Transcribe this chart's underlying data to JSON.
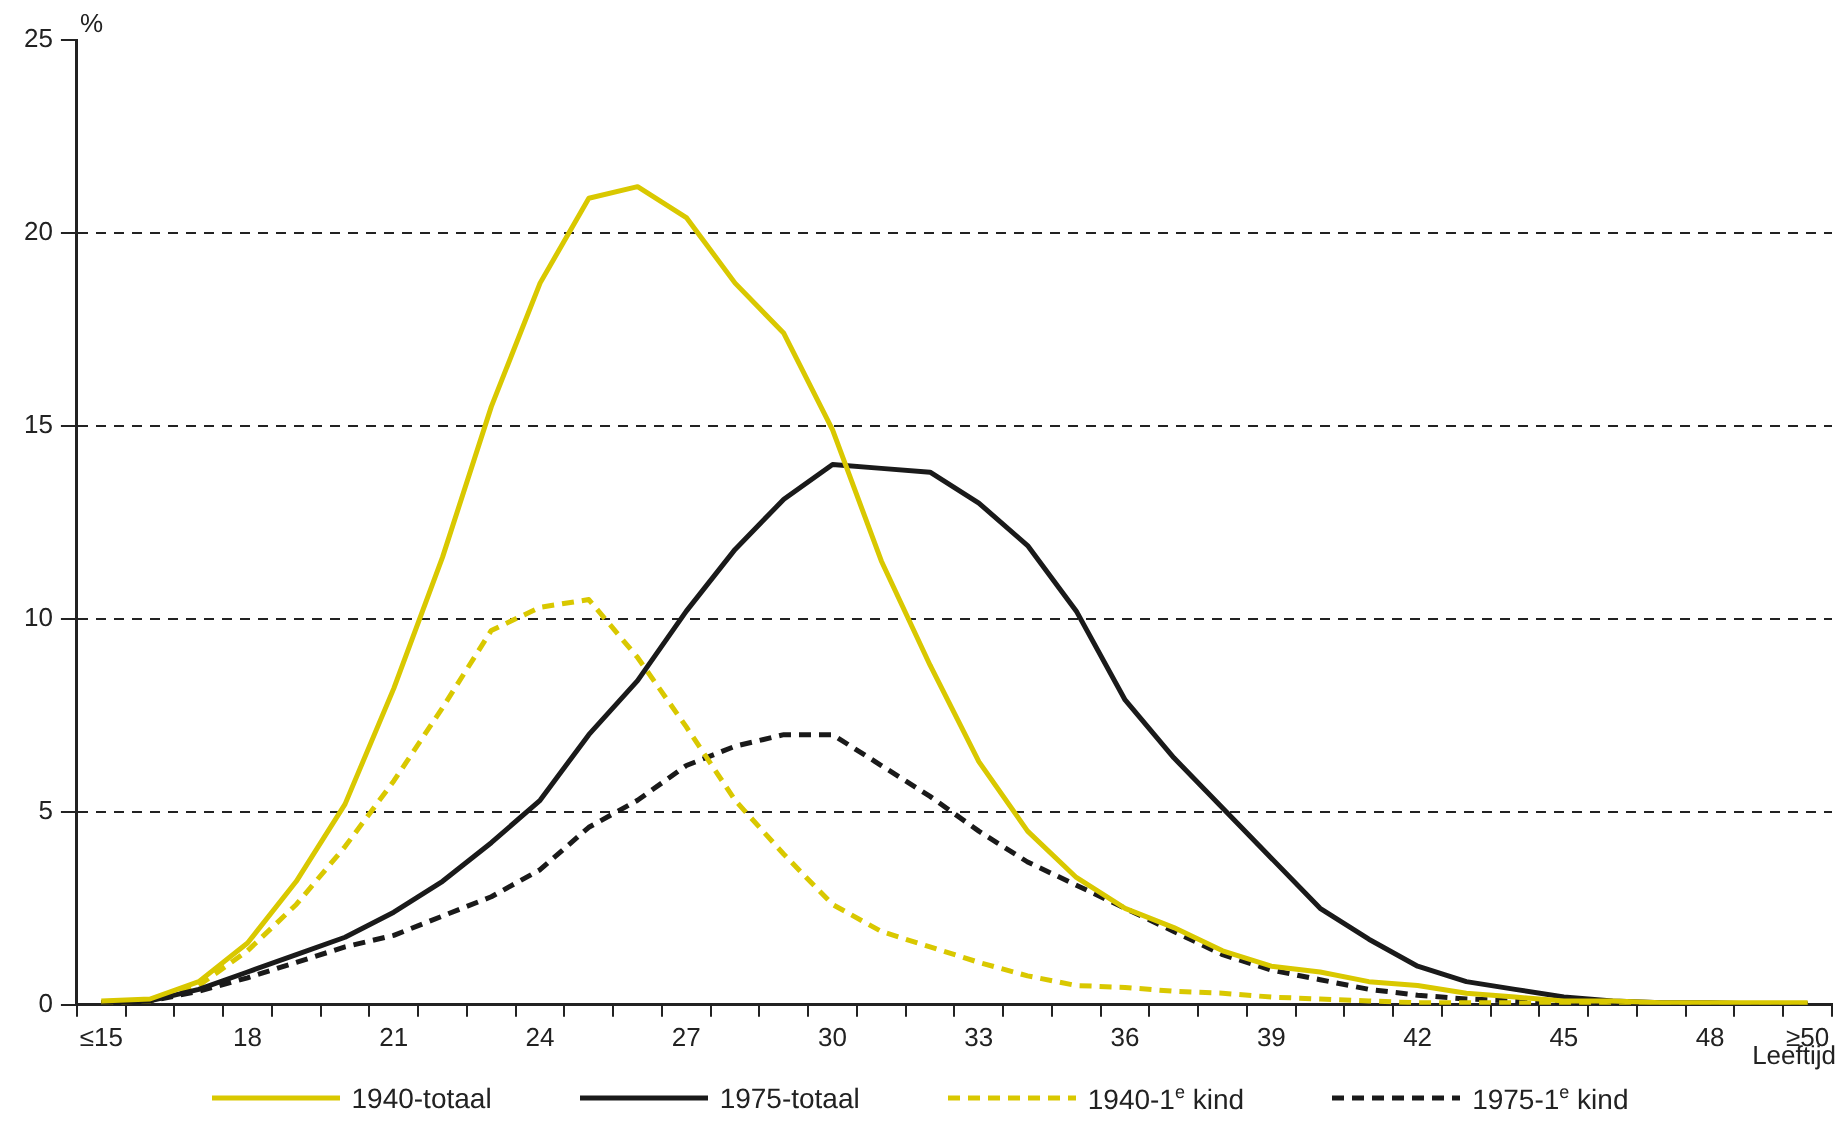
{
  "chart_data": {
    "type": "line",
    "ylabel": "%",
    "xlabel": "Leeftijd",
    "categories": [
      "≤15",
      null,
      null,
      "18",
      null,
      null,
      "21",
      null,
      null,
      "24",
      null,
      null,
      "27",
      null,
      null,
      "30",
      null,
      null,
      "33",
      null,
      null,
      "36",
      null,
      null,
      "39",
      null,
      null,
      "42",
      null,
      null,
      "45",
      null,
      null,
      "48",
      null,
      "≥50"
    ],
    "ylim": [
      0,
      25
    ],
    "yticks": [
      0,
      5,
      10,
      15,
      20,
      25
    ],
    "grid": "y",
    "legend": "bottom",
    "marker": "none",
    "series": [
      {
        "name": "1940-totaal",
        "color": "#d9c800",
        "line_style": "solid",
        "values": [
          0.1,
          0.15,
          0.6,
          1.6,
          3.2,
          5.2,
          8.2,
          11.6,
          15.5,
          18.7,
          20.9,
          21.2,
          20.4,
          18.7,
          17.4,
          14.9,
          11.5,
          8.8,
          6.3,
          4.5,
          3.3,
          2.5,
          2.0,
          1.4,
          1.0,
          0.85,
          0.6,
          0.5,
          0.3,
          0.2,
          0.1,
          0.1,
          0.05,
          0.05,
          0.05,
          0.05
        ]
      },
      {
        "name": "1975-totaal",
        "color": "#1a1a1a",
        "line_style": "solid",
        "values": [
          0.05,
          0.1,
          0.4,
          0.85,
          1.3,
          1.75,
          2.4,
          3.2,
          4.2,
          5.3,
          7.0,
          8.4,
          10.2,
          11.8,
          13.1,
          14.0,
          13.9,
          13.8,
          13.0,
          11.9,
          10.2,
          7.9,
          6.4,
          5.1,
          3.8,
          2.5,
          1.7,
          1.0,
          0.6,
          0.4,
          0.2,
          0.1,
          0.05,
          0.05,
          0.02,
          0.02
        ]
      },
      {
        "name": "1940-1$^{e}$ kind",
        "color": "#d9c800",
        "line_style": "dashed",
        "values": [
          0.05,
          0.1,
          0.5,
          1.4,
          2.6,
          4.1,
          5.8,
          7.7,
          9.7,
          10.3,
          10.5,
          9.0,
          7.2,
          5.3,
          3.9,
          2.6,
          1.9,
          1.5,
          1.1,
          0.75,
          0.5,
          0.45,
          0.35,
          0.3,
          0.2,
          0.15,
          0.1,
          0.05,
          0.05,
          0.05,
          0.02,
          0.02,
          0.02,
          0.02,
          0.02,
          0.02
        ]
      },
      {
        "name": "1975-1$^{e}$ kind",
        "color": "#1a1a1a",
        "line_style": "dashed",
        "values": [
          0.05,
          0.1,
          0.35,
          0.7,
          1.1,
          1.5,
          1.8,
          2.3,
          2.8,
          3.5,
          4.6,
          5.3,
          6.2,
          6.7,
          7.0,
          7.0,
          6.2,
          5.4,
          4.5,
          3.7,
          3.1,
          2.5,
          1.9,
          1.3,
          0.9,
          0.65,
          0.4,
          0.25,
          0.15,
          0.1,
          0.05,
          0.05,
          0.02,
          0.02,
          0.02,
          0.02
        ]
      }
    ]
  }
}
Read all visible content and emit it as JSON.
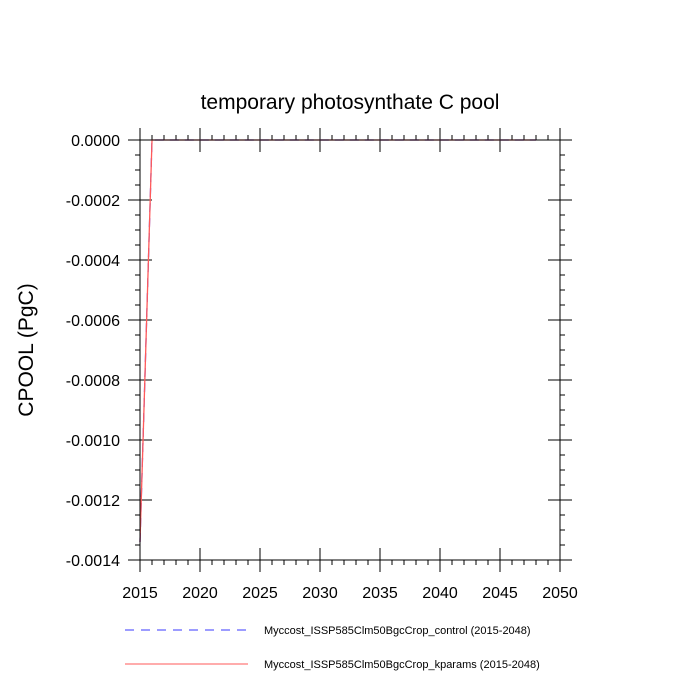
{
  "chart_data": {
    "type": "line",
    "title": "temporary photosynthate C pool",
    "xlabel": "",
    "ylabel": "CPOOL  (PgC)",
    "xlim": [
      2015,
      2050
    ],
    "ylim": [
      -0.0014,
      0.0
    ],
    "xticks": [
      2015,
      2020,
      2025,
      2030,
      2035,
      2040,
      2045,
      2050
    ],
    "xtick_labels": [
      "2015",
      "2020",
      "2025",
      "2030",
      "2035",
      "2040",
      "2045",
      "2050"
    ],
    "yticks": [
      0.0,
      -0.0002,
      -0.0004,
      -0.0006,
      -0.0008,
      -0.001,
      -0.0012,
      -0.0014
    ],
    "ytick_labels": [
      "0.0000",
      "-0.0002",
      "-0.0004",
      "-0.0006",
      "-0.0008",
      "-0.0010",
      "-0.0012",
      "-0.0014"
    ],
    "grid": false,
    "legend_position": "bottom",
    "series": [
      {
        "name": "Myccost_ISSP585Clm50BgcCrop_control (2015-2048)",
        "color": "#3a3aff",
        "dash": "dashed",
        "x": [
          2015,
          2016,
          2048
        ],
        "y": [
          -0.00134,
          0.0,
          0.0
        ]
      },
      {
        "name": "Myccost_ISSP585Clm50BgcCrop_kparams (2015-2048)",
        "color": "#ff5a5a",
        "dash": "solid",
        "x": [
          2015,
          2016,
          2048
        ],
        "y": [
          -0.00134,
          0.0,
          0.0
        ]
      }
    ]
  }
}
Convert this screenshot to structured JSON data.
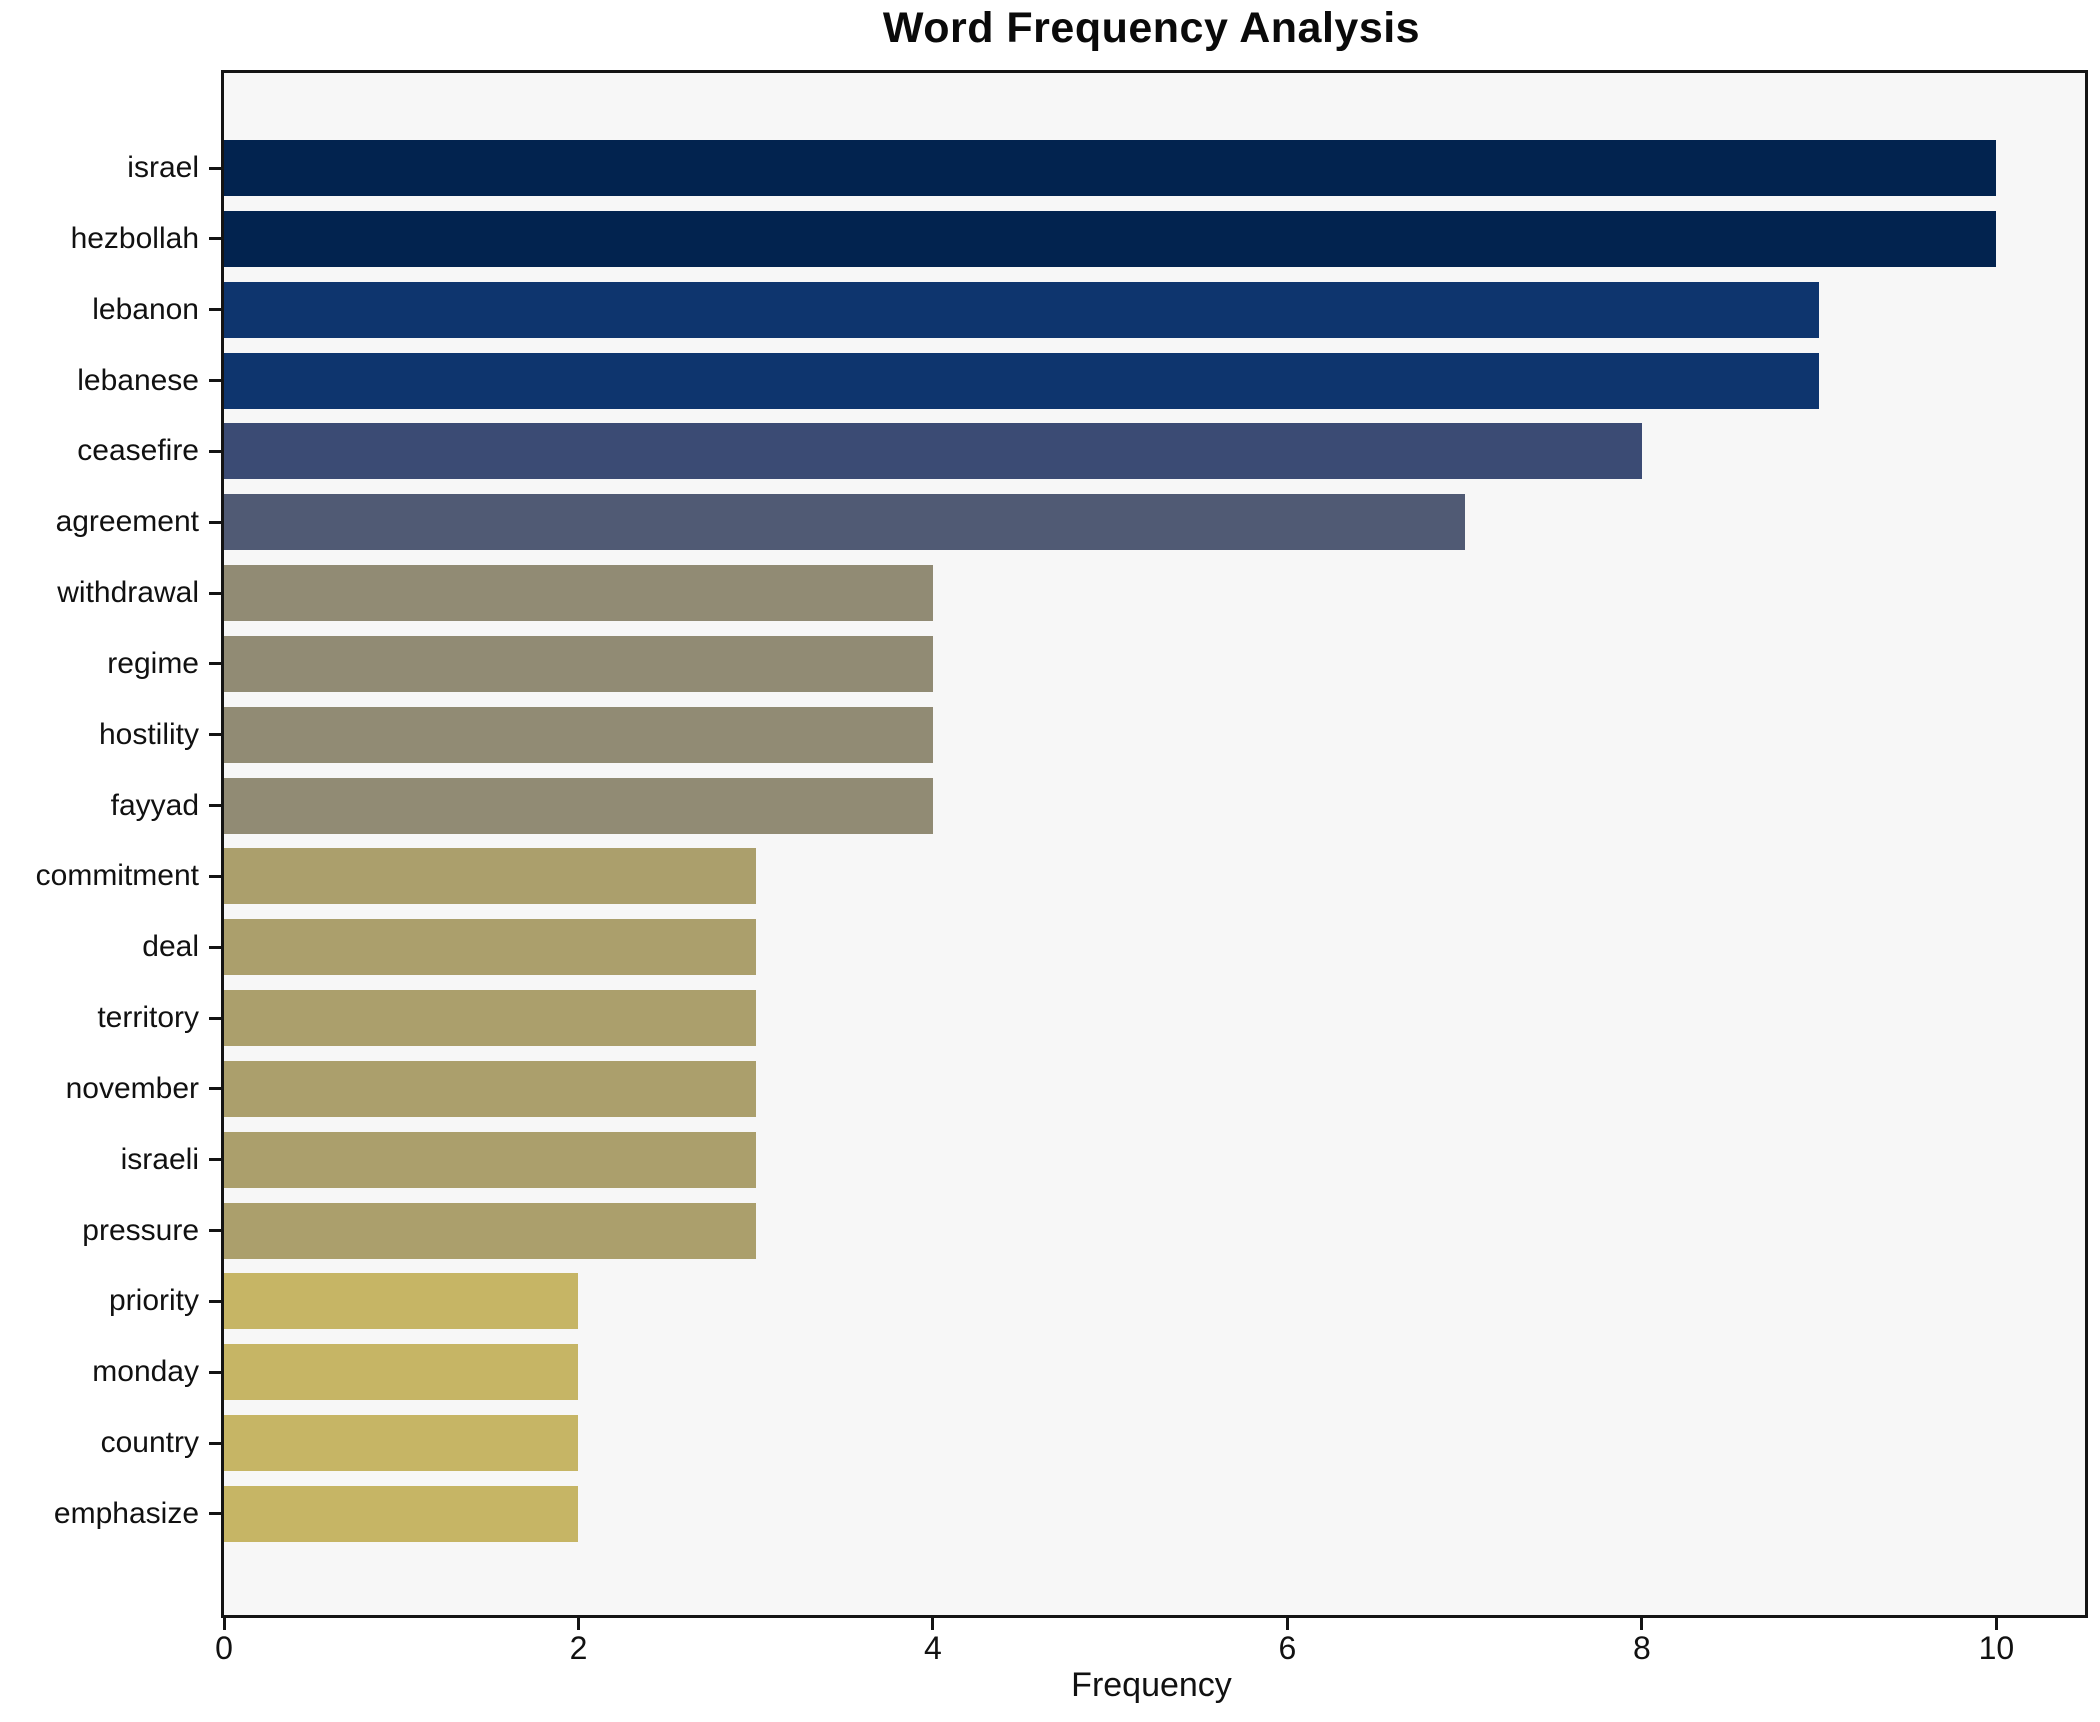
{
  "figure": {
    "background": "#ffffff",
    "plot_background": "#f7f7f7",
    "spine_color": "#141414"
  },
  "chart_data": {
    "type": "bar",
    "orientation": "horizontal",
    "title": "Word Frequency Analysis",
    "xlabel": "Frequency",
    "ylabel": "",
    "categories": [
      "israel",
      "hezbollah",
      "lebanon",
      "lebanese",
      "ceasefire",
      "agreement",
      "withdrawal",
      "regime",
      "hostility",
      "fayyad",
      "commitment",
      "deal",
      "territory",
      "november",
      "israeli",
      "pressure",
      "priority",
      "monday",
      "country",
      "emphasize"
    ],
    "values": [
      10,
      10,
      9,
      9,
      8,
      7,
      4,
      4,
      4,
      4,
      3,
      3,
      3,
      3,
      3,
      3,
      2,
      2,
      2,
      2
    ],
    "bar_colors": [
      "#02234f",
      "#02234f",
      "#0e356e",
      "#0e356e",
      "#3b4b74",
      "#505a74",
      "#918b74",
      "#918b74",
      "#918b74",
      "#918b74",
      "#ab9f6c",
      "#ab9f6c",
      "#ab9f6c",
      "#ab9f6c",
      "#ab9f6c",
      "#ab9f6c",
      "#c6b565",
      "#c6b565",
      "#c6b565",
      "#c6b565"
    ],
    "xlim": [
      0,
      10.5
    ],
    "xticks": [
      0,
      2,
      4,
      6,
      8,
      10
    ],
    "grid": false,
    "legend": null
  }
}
########################################
### Problem requirements
Write out the records above once more, word for word, with no pictures.

### Solution
Transcribe this chart's underlying data to JSON.
{
  "chart_data": {
    "type": "line",
    "ylabel": "%",
    "xlabel": "Leeftijd",
    "categories": [
      "≤15",
      null,
      null,
      "18",
      null,
      null,
      "21",
      null,
      null,
      "24",
      null,
      null,
      "27",
      null,
      null,
      "30",
      null,
      null,
      "33",
      null,
      null,
      "36",
      null,
      null,
      "39",
      null,
      null,
      "42",
      null,
      null,
      "45",
      null,
      null,
      "48",
      null,
      "≥50"
    ],
    "ylim": [
      0,
      25
    ],
    "yticks": [
      0,
      5,
      10,
      15,
      20,
      25
    ],
    "grid": "y",
    "legend": "bottom",
    "marker": "none",
    "series": [
      {
        "name": "1940-totaal",
        "color": "#d9c800",
        "line_style": "solid",
        "values": [
          0.1,
          0.15,
          0.6,
          1.6,
          3.2,
          5.2,
          8.2,
          11.6,
          15.5,
          18.7,
          20.9,
          21.2,
          20.4,
          18.7,
          17.4,
          14.9,
          11.5,
          8.8,
          6.3,
          4.5,
          3.3,
          2.5,
          2.0,
          1.4,
          1.0,
          0.85,
          0.6,
          0.5,
          0.3,
          0.2,
          0.1,
          0.1,
          0.05,
          0.05,
          0.05,
          0.05
        ]
      },
      {
        "name": "1975-totaal",
        "color": "#1a1a1a",
        "line_style": "solid",
        "values": [
          0.05,
          0.1,
          0.4,
          0.85,
          1.3,
          1.75,
          2.4,
          3.2,
          4.2,
          5.3,
          7.0,
          8.4,
          10.2,
          11.8,
          13.1,
          14.0,
          13.9,
          13.8,
          13.0,
          11.9,
          10.2,
          7.9,
          6.4,
          5.1,
          3.8,
          2.5,
          1.7,
          1.0,
          0.6,
          0.4,
          0.2,
          0.1,
          0.05,
          0.05,
          0.02,
          0.02
        ]
      },
      {
        "name": "1940-1$^{e}$ kind",
        "color": "#d9c800",
        "line_style": "dashed",
        "values": [
          0.05,
          0.1,
          0.5,
          1.4,
          2.6,
          4.1,
          5.8,
          7.7,
          9.7,
          10.3,
          10.5,
          9.0,
          7.2,
          5.3,
          3.9,
          2.6,
          1.9,
          1.5,
          1.1,
          0.75,
          0.5,
          0.45,
          0.35,
          0.3,
          0.2,
          0.15,
          0.1,
          0.05,
          0.05,
          0.05,
          0.02,
          0.02,
          0.02,
          0.02,
          0.02,
          0.02
        ]
      },
      {
        "name": "1975-1$^{e}$ kind",
        "color": "#1a1a1a",
        "line_style": "dashed",
        "values": [
          0.05,
          0.1,
          0.35,
          0.7,
          1.1,
          1.5,
          1.8,
          2.3,
          2.8,
          3.5,
          4.6,
          5.3,
          6.2,
          6.7,
          7.0,
          7.0,
          6.2,
          5.4,
          4.5,
          3.7,
          3.1,
          2.5,
          1.9,
          1.3,
          0.9,
          0.65,
          0.4,
          0.25,
          0.15,
          0.1,
          0.05,
          0.05,
          0.02,
          0.02,
          0.02,
          0.02
        ]
      }
    ]
  }
}
Read all visible content and emit it as JSON.
{
  "chart_data": {
    "type": "line",
    "title": "temporary photosynthate C pool",
    "xlabel": "",
    "ylabel": "CPOOL  (PgC)",
    "xlim": [
      2015,
      2050
    ],
    "ylim": [
      -0.0014,
      0.0
    ],
    "xticks": [
      2015,
      2020,
      2025,
      2030,
      2035,
      2040,
      2045,
      2050
    ],
    "xtick_labels": [
      "2015",
      "2020",
      "2025",
      "2030",
      "2035",
      "2040",
      "2045",
      "2050"
    ],
    "yticks": [
      0.0,
      -0.0002,
      -0.0004,
      -0.0006,
      -0.0008,
      -0.001,
      -0.0012,
      -0.0014
    ],
    "ytick_labels": [
      "0.0000",
      "-0.0002",
      "-0.0004",
      "-0.0006",
      "-0.0008",
      "-0.0010",
      "-0.0012",
      "-0.0014"
    ],
    "grid": false,
    "legend_position": "bottom",
    "series": [
      {
        "name": "Myccost_ISSP585Clm50BgcCrop_control (2015-2048)",
        "color": "#3a3aff",
        "dash": "dashed",
        "x": [
          2015,
          2016,
          2048
        ],
        "y": [
          -0.00134,
          0.0,
          0.0
        ]
      },
      {
        "name": "Myccost_ISSP585Clm50BgcCrop_kparams (2015-2048)",
        "color": "#ff5a5a",
        "dash": "solid",
        "x": [
          2015,
          2016,
          2048
        ],
        "y": [
          -0.00134,
          0.0,
          0.0
        ]
      }
    ]
  }
}
Convert this screenshot to structured JSON data.
{
  "figure": {
    "background": "#ffffff",
    "plot_background": "#f7f7f7",
    "spine_color": "#141414"
  },
  "chart_data": {
    "type": "bar",
    "orientation": "horizontal",
    "title": "Word Frequency Analysis",
    "xlabel": "Frequency",
    "ylabel": "",
    "categories": [
      "israel",
      "hezbollah",
      "lebanon",
      "lebanese",
      "ceasefire",
      "agreement",
      "withdrawal",
      "regime",
      "hostility",
      "fayyad",
      "commitment",
      "deal",
      "territory",
      "november",
      "israeli",
      "pressure",
      "priority",
      "monday",
      "country",
      "emphasize"
    ],
    "values": [
      10,
      10,
      9,
      9,
      8,
      7,
      4,
      4,
      4,
      4,
      3,
      3,
      3,
      3,
      3,
      3,
      2,
      2,
      2,
      2
    ],
    "bar_colors": [
      "#02234f",
      "#02234f",
      "#0e356e",
      "#0e356e",
      "#3b4b74",
      "#505a74",
      "#918b74",
      "#918b74",
      "#918b74",
      "#918b74",
      "#ab9f6c",
      "#ab9f6c",
      "#ab9f6c",
      "#ab9f6c",
      "#ab9f6c",
      "#ab9f6c",
      "#c6b565",
      "#c6b565",
      "#c6b565",
      "#c6b565"
    ],
    "xlim": [
      0,
      10.5
    ],
    "xticks": [
      0,
      2,
      4,
      6,
      8,
      10
    ],
    "grid": false,
    "legend": null
  }
}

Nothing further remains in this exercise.